Gather from the material every line that contains the string "active".
— START DATASET EXCERPTS —
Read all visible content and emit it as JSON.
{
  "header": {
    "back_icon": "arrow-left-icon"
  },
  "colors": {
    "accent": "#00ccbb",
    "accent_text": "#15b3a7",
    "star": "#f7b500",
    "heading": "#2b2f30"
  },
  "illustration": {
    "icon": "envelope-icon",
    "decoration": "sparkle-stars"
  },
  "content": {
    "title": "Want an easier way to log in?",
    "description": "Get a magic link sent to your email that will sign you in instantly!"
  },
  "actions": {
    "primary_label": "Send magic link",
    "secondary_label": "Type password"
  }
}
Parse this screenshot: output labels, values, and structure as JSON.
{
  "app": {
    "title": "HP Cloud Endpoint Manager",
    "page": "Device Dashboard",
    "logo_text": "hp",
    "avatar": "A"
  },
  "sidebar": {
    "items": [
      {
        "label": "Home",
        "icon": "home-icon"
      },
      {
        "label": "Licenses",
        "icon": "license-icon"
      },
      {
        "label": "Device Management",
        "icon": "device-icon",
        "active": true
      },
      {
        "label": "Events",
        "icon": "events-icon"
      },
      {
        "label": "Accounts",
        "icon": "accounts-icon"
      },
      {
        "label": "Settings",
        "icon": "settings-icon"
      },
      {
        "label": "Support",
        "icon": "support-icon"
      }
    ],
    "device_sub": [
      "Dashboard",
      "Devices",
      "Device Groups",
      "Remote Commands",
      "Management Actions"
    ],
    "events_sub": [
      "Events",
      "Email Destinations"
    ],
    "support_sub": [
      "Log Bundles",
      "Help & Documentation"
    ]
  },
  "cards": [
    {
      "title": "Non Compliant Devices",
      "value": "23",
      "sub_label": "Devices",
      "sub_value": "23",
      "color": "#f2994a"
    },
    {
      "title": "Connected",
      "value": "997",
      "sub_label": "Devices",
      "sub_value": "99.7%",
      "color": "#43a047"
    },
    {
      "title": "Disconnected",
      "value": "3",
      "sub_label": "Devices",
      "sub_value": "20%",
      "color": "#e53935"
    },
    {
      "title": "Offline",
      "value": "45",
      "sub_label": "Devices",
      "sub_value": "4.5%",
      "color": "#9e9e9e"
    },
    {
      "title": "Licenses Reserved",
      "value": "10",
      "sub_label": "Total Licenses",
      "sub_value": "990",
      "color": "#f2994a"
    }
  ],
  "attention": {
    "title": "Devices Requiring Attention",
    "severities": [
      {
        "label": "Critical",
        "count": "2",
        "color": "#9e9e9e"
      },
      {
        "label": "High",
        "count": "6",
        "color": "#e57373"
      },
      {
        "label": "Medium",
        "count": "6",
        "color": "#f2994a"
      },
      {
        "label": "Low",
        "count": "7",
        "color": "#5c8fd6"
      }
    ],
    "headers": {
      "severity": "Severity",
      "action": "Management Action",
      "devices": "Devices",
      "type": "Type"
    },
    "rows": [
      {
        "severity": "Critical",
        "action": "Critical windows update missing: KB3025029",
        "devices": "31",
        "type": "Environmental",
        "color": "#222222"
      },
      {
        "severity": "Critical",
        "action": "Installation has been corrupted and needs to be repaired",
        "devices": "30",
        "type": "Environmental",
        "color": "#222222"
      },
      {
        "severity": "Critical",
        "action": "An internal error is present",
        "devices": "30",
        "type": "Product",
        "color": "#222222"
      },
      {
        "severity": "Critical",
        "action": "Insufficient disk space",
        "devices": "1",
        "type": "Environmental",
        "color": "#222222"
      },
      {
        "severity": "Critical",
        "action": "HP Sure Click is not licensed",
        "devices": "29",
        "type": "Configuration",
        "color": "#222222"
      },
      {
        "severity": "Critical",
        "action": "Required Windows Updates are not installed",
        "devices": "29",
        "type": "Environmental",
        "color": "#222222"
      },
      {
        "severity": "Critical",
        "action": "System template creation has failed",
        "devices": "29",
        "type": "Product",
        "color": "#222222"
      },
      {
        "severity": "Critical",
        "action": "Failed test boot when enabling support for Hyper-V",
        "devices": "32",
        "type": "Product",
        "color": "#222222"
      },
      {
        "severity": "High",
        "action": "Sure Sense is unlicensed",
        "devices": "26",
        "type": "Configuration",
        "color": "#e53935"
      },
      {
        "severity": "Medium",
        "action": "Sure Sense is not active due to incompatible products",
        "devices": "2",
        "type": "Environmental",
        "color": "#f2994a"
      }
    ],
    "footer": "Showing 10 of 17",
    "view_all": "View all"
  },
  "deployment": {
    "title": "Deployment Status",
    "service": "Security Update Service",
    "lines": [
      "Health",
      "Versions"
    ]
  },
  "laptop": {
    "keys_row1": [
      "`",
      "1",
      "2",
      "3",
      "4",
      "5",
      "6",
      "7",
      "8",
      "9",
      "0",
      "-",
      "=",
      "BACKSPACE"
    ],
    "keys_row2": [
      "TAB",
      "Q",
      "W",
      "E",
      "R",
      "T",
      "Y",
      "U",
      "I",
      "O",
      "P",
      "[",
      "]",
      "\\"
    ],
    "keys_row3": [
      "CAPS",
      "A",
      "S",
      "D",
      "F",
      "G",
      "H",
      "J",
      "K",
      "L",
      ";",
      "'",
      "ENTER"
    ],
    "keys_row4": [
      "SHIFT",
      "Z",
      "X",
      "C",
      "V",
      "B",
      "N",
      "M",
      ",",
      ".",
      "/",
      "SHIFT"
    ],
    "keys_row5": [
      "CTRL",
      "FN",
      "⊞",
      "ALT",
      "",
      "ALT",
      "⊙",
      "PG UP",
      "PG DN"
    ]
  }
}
— END DATASET EXCERPTS —
- **RESULT OF THE TASK**
        "active": true
        "action": "Sure Sense is not active due to incompatible products",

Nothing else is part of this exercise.